*** EXCERPTED RECORDS Section Begins ***

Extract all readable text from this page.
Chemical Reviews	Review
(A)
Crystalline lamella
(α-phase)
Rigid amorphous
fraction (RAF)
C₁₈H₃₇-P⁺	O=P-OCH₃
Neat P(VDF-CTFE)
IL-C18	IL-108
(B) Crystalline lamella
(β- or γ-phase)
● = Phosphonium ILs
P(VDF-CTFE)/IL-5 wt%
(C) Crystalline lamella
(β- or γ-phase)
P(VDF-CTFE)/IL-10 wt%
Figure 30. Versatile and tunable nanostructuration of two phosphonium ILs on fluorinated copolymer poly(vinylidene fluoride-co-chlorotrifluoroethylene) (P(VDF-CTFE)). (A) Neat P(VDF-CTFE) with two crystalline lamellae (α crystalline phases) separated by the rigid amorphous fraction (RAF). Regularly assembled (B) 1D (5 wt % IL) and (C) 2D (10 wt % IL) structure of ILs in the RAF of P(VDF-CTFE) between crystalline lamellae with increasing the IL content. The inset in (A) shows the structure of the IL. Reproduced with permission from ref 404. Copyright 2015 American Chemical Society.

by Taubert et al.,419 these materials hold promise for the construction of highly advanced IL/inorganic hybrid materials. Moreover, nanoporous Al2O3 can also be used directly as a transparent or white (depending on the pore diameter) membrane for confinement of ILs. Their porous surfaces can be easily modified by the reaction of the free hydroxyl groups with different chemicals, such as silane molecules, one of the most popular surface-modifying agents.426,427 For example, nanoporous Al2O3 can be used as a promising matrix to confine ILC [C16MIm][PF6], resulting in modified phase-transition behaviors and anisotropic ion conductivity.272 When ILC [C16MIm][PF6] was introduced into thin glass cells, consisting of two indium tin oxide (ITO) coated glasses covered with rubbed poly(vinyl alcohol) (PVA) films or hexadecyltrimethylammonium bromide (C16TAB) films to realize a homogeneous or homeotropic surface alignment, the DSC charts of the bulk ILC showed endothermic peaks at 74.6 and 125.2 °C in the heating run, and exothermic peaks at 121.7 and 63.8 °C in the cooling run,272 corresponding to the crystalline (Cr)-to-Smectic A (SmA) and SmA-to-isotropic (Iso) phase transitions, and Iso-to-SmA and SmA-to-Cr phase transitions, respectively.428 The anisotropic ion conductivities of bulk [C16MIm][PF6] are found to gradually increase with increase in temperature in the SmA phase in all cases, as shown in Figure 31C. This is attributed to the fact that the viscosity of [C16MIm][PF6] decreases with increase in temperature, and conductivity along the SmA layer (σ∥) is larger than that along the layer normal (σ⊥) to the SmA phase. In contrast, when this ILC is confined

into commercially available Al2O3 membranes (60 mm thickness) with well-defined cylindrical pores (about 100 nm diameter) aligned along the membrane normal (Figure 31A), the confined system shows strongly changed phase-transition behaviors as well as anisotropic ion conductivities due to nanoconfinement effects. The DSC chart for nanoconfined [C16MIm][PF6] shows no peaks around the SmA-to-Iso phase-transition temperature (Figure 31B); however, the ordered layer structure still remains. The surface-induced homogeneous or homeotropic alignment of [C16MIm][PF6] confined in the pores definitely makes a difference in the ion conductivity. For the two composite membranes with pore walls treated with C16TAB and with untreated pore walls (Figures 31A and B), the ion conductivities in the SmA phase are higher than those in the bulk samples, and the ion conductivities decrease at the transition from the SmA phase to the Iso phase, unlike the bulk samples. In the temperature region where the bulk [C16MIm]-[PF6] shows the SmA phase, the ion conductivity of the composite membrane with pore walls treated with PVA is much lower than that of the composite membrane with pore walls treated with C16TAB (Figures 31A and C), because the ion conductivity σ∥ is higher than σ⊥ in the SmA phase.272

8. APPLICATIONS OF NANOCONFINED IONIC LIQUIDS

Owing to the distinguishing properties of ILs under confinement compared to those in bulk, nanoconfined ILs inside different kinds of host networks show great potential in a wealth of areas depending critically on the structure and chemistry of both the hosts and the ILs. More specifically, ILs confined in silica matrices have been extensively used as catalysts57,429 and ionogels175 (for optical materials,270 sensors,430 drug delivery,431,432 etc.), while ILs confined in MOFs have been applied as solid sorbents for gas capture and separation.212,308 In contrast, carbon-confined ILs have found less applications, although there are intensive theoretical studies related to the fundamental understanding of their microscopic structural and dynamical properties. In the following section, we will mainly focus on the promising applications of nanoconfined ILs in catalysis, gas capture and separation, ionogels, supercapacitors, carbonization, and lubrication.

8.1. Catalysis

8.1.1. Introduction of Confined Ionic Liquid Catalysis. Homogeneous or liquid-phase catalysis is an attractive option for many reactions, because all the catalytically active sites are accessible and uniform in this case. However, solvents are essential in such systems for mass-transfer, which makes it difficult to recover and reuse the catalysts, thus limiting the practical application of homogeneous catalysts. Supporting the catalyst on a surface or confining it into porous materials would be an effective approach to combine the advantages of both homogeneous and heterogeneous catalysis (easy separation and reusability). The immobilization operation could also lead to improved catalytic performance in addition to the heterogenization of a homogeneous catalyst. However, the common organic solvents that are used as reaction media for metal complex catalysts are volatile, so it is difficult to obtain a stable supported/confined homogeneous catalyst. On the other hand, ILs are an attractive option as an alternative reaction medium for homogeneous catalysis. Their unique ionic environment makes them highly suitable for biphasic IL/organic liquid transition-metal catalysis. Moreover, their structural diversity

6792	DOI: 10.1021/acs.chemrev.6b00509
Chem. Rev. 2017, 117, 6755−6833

*** EXCERPTED RECORDS Section Ends ***

--- ASSIGNMENT ---
Search the entries for the word "CTFE" and pick out every line that holds it.

--- RESPONSE TO THE TASK ---
Neat P(VDF-CTFE)
P(VDF-CTFE)/IL-5 wt%
P(VDF-CTFE)/IL-10 wt%
Figure 30. Versatile and tunable nanostructuration of two phosphonium ILs on fluorinated copolymer poly(vinylidene fluoride-co-chlorotrifluoroethylene) (P(VDF-CTFE)). (A) Neat P(VDF-CTFE) with two crystalline lamellae (α crystalline phases) separated by the rigid amorphous fraction (RAF). Regularly assembled (B) 1D (5 wt % IL) and (C) 2D (10 wt % IL) structure of ILs in the RAF of P(VDF-CTFE) between crystalline lamellae with increasing the IL content. The inset in (A) shows the structure of the IL. Reproduced with permission from ref 404. Copyright 2015 American Chemical Society.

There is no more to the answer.